#### Challenge
Reproduce exactly the entries from the "Enumerate this screenshot's" line to the end. Skip all pictures.

#### Records for this exercise
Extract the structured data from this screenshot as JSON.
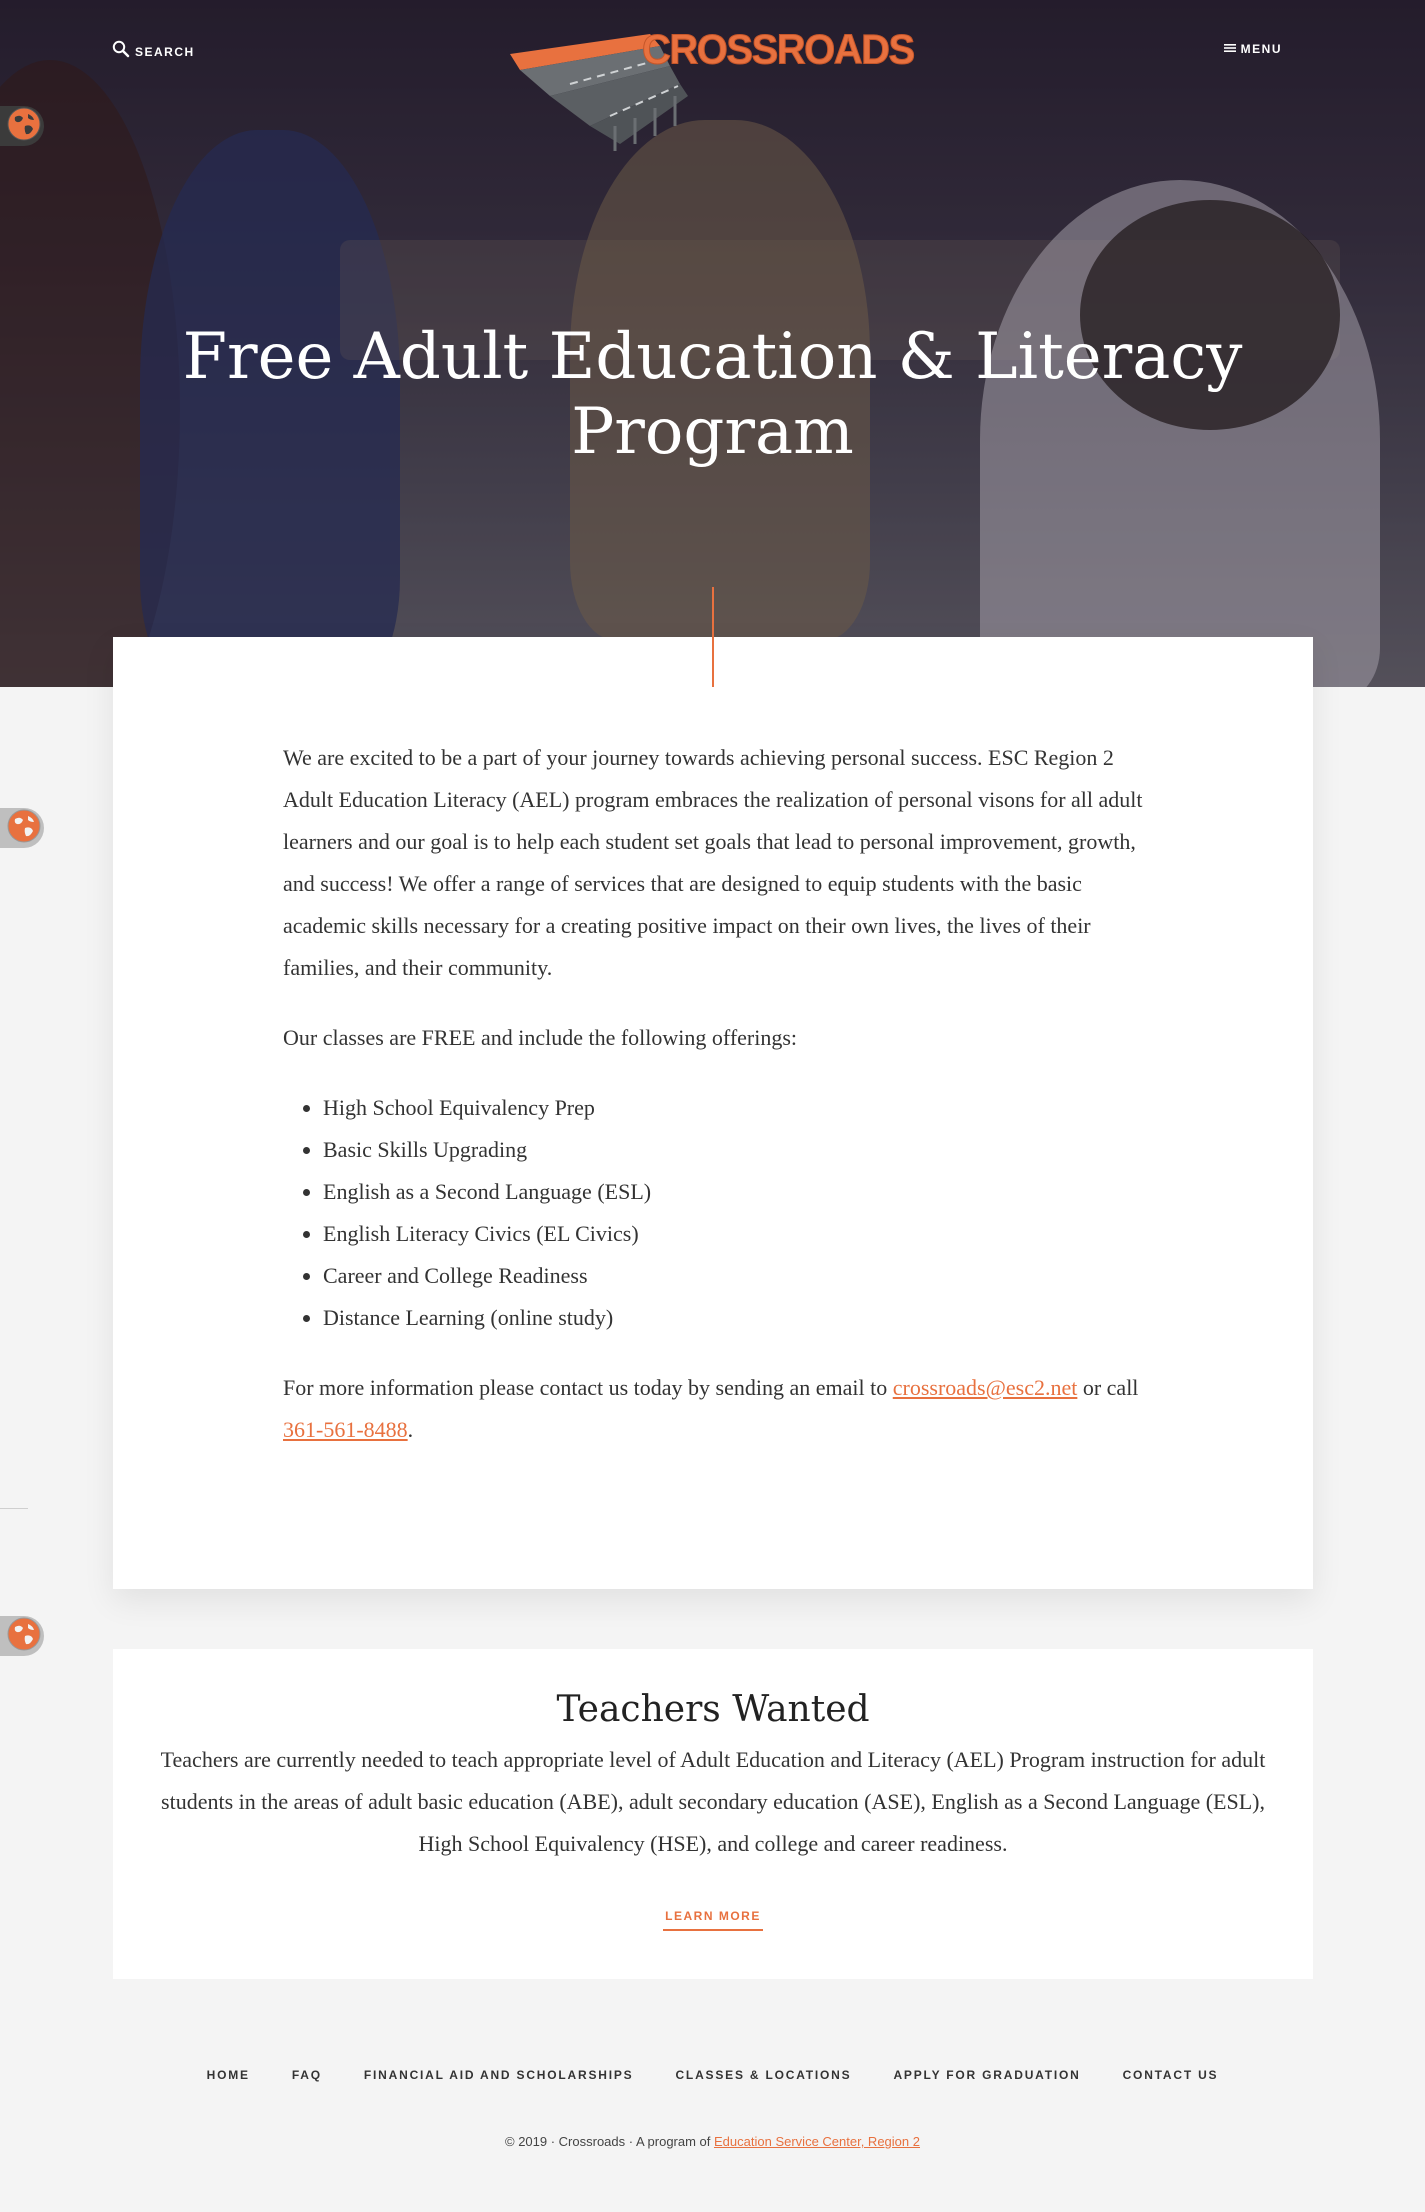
{
  "header": {
    "search_label": "SEARCH",
    "menu_label": "MENU",
    "logo_text": "CROSSROADS"
  },
  "hero": {
    "title": "Free Adult Education & Literacy Program"
  },
  "intro": {
    "paragraph": "We are excited to be a part of your journey towards achieving personal success. ESC Region 2 Adult Education Literacy (AEL) program embraces the realization of personal visons for all adult learners and our goal is to help each student set goals that lead to personal improvement, growth, and success! We offer a range of services that are designed to equip students with the basic academic skills necessary for a creating positive impact on their own lives, the lives of their families, and their community.",
    "offerings_intro": "Our classes are FREE and include the following offerings:",
    "offerings": [
      "High School Equivalency Prep",
      "Basic Skills Upgrading",
      "English as a Second Language (ESL)",
      "English Literacy Civics (EL Civics)",
      "Career and College Readiness",
      "Distance Learning (online study)"
    ],
    "contact": {
      "prefix": "For more information please contact us today by sending an email to ",
      "email": "crossroads@esc2.net",
      "middle": " or call ",
      "phone": "361-561-8488",
      "suffix": "."
    }
  },
  "teachers": {
    "title": "Teachers Wanted",
    "text": "Teachers are currently needed to teach appropriate level of Adult Education and Literacy (AEL) Program instruction for adult students in the areas of adult basic education (ABE), adult secondary education (ASE), English as a Second Language (ESL), High School Equivalency (HSE), and college and career readiness.",
    "button_label": "LEARN MORE"
  },
  "footer": {
    "nav": [
      "HOME",
      "FAQ",
      "FINANCIAL AID AND SCHOLARSHIPS",
      "CLASSES & LOCATIONS",
      "APPLY FOR GRADUATION",
      "CONTACT US"
    ],
    "copyright_prefix": "© 2019 · Crossroads · A program of ",
    "copyright_link": "Education Service Center, Region 2"
  },
  "colors": {
    "accent": "#e8713f",
    "background": "#f4f4f4",
    "card": "#ffffff"
  },
  "icons": [
    "search-icon",
    "menu-icon",
    "globe-icon"
  ]
}
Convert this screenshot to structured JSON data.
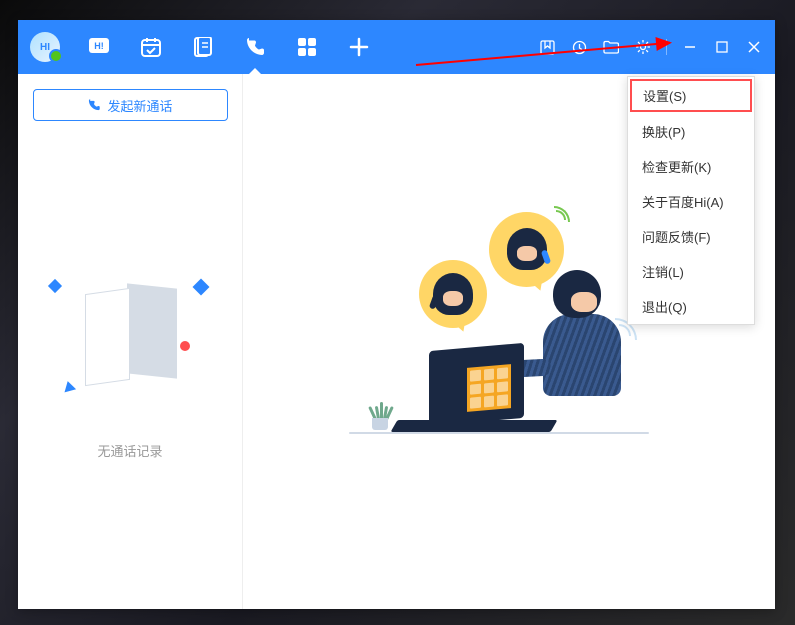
{
  "avatar_label": "HI",
  "toolbar": {
    "icons": [
      "message",
      "calendar",
      "notes",
      "phone",
      "apps",
      "add"
    ],
    "active_index": 3
  },
  "window_controls": {
    "extras": [
      "bookmark",
      "history",
      "folder",
      "settings"
    ],
    "standard": [
      "minimize",
      "maximize",
      "close"
    ]
  },
  "sidebar": {
    "new_call_label": "发起新通话",
    "empty_message": "无通话记录"
  },
  "context_menu": {
    "items": [
      {
        "label": "设置(S)",
        "highlighted": true
      },
      {
        "label": "换肤(P)",
        "highlighted": false
      },
      {
        "label": "检查更新(K)",
        "highlighted": false
      },
      {
        "label": "关于百度Hi(A)",
        "highlighted": false
      },
      {
        "label": "问题反馈(F)",
        "highlighted": false
      },
      {
        "label": "注销(L)",
        "highlighted": false
      },
      {
        "label": "退出(Q)",
        "highlighted": false
      }
    ]
  }
}
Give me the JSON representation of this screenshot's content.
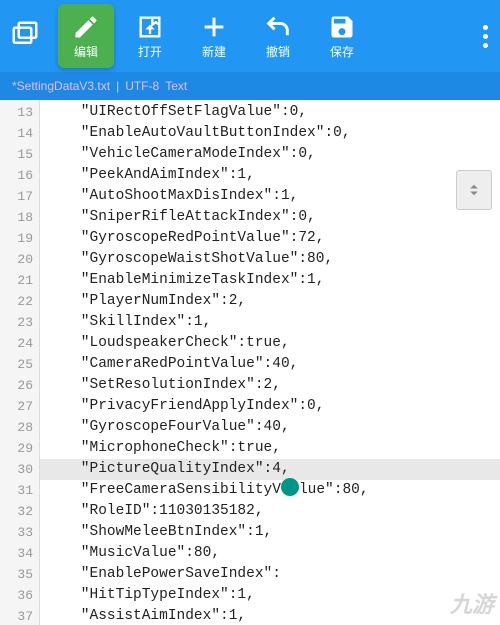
{
  "toolbar": {
    "edit": "编辑",
    "open": "打开",
    "new": "新建",
    "undo": "撤销",
    "save": "保存"
  },
  "tab": {
    "filename": "*SettingDataV3.txt",
    "encoding": "UTF-8",
    "filetype": "Text"
  },
  "lines": [
    {
      "n": 13,
      "t": "    \"UIRectOffSetFlagValue\":0,"
    },
    {
      "n": 14,
      "t": "    \"EnableAutoVaultButtonIndex\":0,"
    },
    {
      "n": 15,
      "t": "    \"VehicleCameraModeIndex\":0,"
    },
    {
      "n": 16,
      "t": "    \"PeekAndAimIndex\":1,"
    },
    {
      "n": 17,
      "t": "    \"AutoShootMaxDisIndex\":1,"
    },
    {
      "n": 18,
      "t": "    \"SniperRifleAttackIndex\":0,"
    },
    {
      "n": 19,
      "t": "    \"GyroscopeRedPointValue\":72,"
    },
    {
      "n": 20,
      "t": "    \"GyroscopeWaistShotValue\":80,"
    },
    {
      "n": 21,
      "t": "    \"EnableMinimizeTaskIndex\":1,"
    },
    {
      "n": 22,
      "t": "    \"PlayerNumIndex\":2,"
    },
    {
      "n": 23,
      "t": "    \"SkillIndex\":1,"
    },
    {
      "n": 24,
      "t": "    \"LoudspeakerCheck\":true,"
    },
    {
      "n": 25,
      "t": "    \"CameraRedPointValue\":40,"
    },
    {
      "n": 26,
      "t": "    \"SetResolutionIndex\":2,"
    },
    {
      "n": 27,
      "t": "    \"PrivacyFriendApplyIndex\":0,"
    },
    {
      "n": 28,
      "t": "    \"GyroscopeFourValue\":40,"
    },
    {
      "n": 29,
      "t": "    \"MicrophoneCheck\":true,"
    },
    {
      "n": 30,
      "t": "    \"PictureQualityIndex\":4,",
      "hl": true
    },
    {
      "n": 31,
      "t": "    \"FreeCameraSensibilityV",
      "t2": "lue\":80,",
      "cursor": true
    },
    {
      "n": 32,
      "t": "    \"RoleID\":11030135182,"
    },
    {
      "n": 33,
      "t": "    \"ShowMeleeBtnIndex\":1,"
    },
    {
      "n": 34,
      "t": "    \"MusicValue\":80,"
    },
    {
      "n": 35,
      "t": "    \"EnablePowerSaveIndex\":"
    },
    {
      "n": 36,
      "t": "    \"HitTipTypeIndex\":1,"
    },
    {
      "n": 37,
      "t": "    \"AssistAimIndex\":1,"
    }
  ],
  "watermark": "九游"
}
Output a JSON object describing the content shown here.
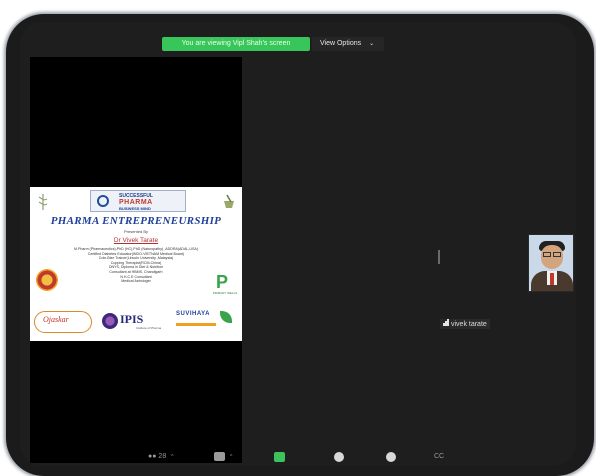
{
  "sharing_banner": "You are viewing Vipl Shah's screen",
  "view_options": {
    "label": "View Options",
    "caret": "⌄"
  },
  "slide": {
    "logo_top": "SUCCESSFUL",
    "logo_main": "PHARMA",
    "logo_sub": "BUSINESS MIND",
    "title": "PHARMA ENTREPRENEURSHIP",
    "presented_by": "Presented By",
    "presenter": "Dr Vivek Tarate",
    "credentials": [
      "M.Pharm (Pharmaceutics),PhD (HC),PhD (Naturopathy) ,ADDRA(ADAL,USA)",
      "Certified Diabetes Educator(INDO-VIETNAM Medical Board)",
      "Cole-Bize Trainer(Lincoln University ,Malaysia)",
      "Cupping Therapist(RCM-China)",
      "DNYS, Diploma in Diet & Nutrition",
      "Consultant at HBMS, Chandigarh",
      "N.H.C.E Consultant",
      "Medical Astrologer"
    ],
    "logo_p_text": "PRIMARY WELLS",
    "logo_ojaskar": "Ojaskar",
    "logo_ipis": "IPIS",
    "logo_ipis_sub": "Institute of Pharma",
    "logo_suvidha": "SUVIHAYA"
  },
  "participant": {
    "name": "vivek tarate"
  },
  "toolbar": {
    "participants_count": "28",
    "caret": "^",
    "cc_label": "CC"
  },
  "colors": {
    "share_green": "#38c65b",
    "background": "#1e1e1e"
  }
}
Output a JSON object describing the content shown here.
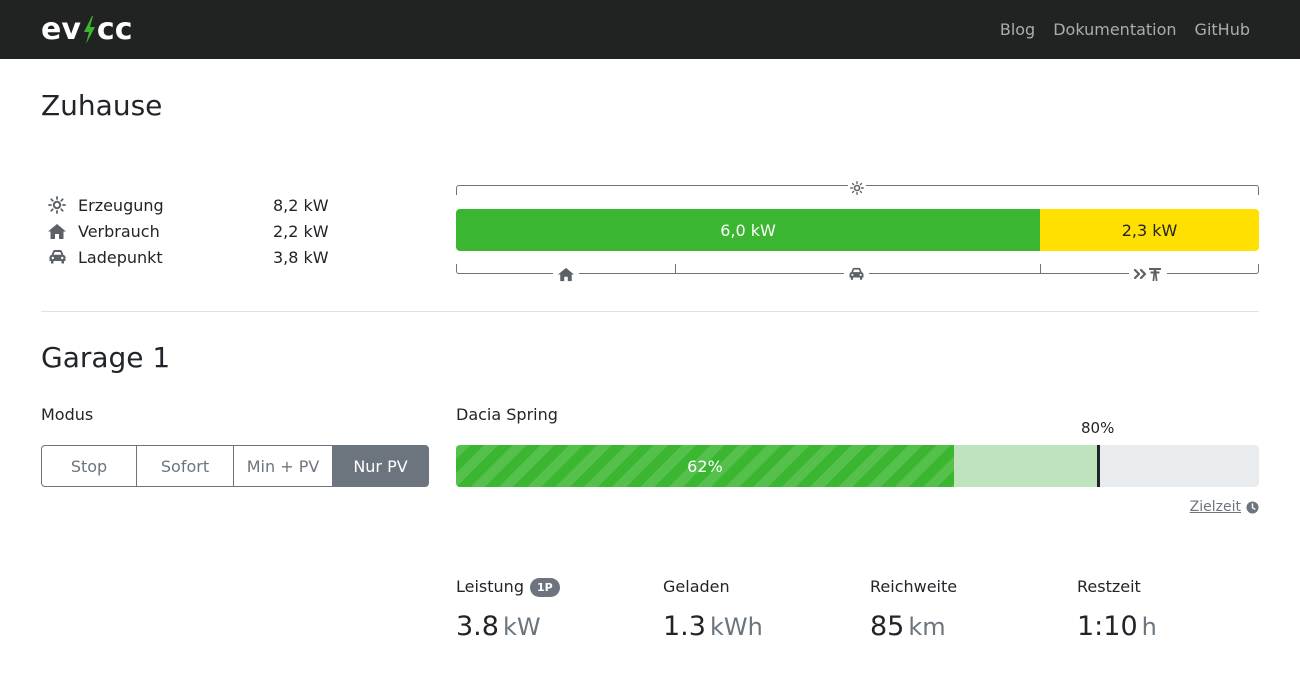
{
  "nav": {
    "logo_left": "ev",
    "logo_right": "cc",
    "links": [
      "Blog",
      "Dokumentation",
      "GitHub"
    ]
  },
  "site": {
    "title": "Zuhause",
    "items": [
      {
        "icon": "sun-icon",
        "label": "Erzeugung",
        "value": "8,2 kW"
      },
      {
        "icon": "home-icon",
        "label": "Verbrauch",
        "value": "2,2 kW"
      },
      {
        "icon": "car-icon",
        "label": "Ladepunkt",
        "value": "3,8 kW"
      }
    ],
    "flow_bar": {
      "self_consumption_label": "6,0 kW",
      "export_label": "2,3 kW",
      "self_consumption_fraction": 0.727
    }
  },
  "loadpoint": {
    "title": "Garage 1",
    "mode_label": "Modus",
    "modes": [
      "Stop",
      "Sofort",
      "Min + PV",
      "Nur PV"
    ],
    "active_mode": "Nur PV",
    "vehicle_title": "Dacia Spring",
    "soc_percent": 62,
    "soc_label": "62%",
    "target_soc_percent": 80,
    "target_soc_label": "80%",
    "target_time_label": "Zielzeit",
    "stats": [
      {
        "label": "Leistung",
        "badge": "1P",
        "value": "3.8",
        "unit": "kW"
      },
      {
        "label": "Geladen",
        "value": "1.3",
        "unit": "kWh"
      },
      {
        "label": "Reichweite",
        "value": "85",
        "unit": "km"
      },
      {
        "label": "Restzeit",
        "value": "1:10",
        "unit": "h"
      }
    ]
  },
  "colors": {
    "navbar": "#212222",
    "green": "#3ab630",
    "yellow": "#ffe000",
    "plan": "#bfe4bd",
    "muted": "#6c757d"
  }
}
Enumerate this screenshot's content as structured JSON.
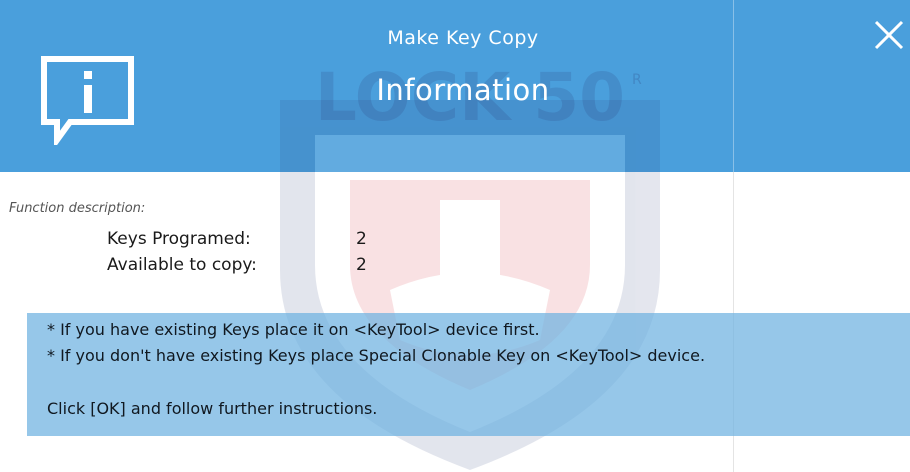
{
  "header": {
    "subtitle": "Make Key Copy",
    "title": "Information",
    "icon": "info-icon",
    "close_icon": "close-icon"
  },
  "watermark": {
    "text": "LOCK 50",
    "registered_mark": "R"
  },
  "content": {
    "section_label": "Function description:",
    "rows": [
      {
        "label": "Keys Programed:",
        "value": "2"
      },
      {
        "label": "Available to copy:",
        "value": "2"
      }
    ],
    "notice_lines": [
      "* If you have existing Keys place it on <KeyTool> device first.",
      "* If you don't have existing Keys place Special Clonable Key on <KeyTool> device.",
      "Click [OK] and follow further instructions."
    ]
  },
  "colors": {
    "header_bg": "#4a9fdc",
    "notice_bg": "#6eb2e1",
    "watermark_red": "#d9232d",
    "watermark_navy": "#2c3e7a"
  }
}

#### Expected answer
Enumerate this screenshot's content as structured JSON.
{
  "header": {
    "subtitle": "Make Key Copy",
    "title": "Information",
    "icon": "info-icon",
    "close_icon": "close-icon"
  },
  "watermark": {
    "text": "LOCK 50",
    "registered_mark": "R"
  },
  "content": {
    "section_label": "Function description:",
    "rows": [
      {
        "label": "Keys Programed:",
        "value": "2"
      },
      {
        "label": "Available to copy:",
        "value": "2"
      }
    ],
    "notice_lines": [
      "* If you have existing Keys place it on <KeyTool> device first.",
      "* If you don't have existing Keys place Special Clonable Key on <KeyTool> device.",
      "Click [OK] and follow further instructions."
    ]
  },
  "colors": {
    "header_bg": "#4a9fdc",
    "notice_bg": "#6eb2e1",
    "watermark_red": "#d9232d",
    "watermark_navy": "#2c3e7a"
  }
}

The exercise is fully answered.